TASKS FOR THIS EXERCISE
• a. For each statement, say whether it agrees with the album entry, answering yes or no and quoting the exact words of the album entry that decide it. (i) Babe Rainbow was produced by Warne Livesey. (ii) Simon Walker replaced Terry Bickers as lead guitarist in December 1990. (iii) "Crush Me" came out as a single in November 1992.
• b. Change the passage of the album entry between "Babe Rainbow is the third" and "and backing vocals.", inclusive, by replacing "guest performer" with "guest musician", and give the revised passage in full.
• c. Answer these questions using the album entry.
(i) Which label released Babe Rainbow?
(ii) Who replaced Simon Walker in the band?
(iii) Which two publications acclaimed the album?

QUOTED TEXT

Studio album by The House of Love
- Released: July 1992
- Genre: Alternative rock
- Length: 43:26
- Label: Fontana
- Producer: Warne Livesey

The House of Love chronology
| A Spy in the House of Love (1990) | Babe Rainbow (1992) | Audience with the Mind (1993) |

Singles from Babe Rainbow
- "The Girl With the Loneliest Eyes" Released: October 1991; "Feel" Released: April 1992; "You Don't Understand" Released: June 1992; "Crush Me" Released: November 1992;

= Babe Rainbow (album) =

1992 studio album by The House of Love

Babe Rainbow is the third album by British alternative rock band The House of Love: it was critically acclaimed by both Select and Spin.

==Background==
Babe Rainbow is the only House of Love studio album to feature Simon Walker (ex-Dave Howard Singers as well as being Chris Groothuizen and Pete Evans’ bandmate in My White Bedroom). Walker had replaced Terry Bickers as lead guitarist in December 1989 and would himself leave the band in mid-1992 (to be replaced by Simon Mawby of The Woodentops). Former House of Love member Andrea Heukamp returned as a guest performer to add extra guitar and backing vocals.

COLLECTED DATA

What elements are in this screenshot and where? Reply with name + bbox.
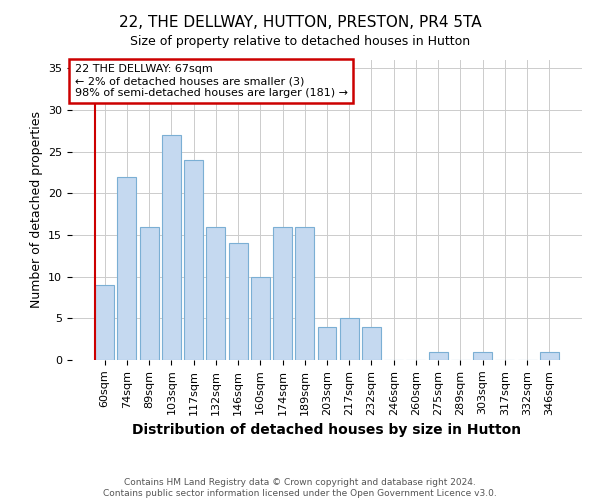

RESULTS FOR THE EXERCISE
• a.
(i) Yes: "Producer: Warne Livesey"
(ii) No: "Walker had replaced Terry Bickers as lead guitarist in December 1989"
(iii) Yes: "Crush Me" Released: November 1992

• b.
Babe Rainbow is the third album by British alternative rock band The House of Love: it was critically acclaimed by both Select and Spin.

==Background==
Babe Rainbow is the only House of Love studio album to feature Simon Walker (ex-Dave Howard Singers as well as being Chris Groothuizen and Pete Evans’ bandmate in My White Bedroom). Walker had replaced Terry Bickers as lead guitarist in December 1989 and would himself leave the band in mid-1992 (to be replaced by Simon Mawby of The Woodentops). Former House of Love member Andrea Heukamp returned as a guest musician to add extra guitar and backing vocals.

• c.
(i) Fontana
(ii) Simon Mawby of The Woodentops
(iii) Select and Spin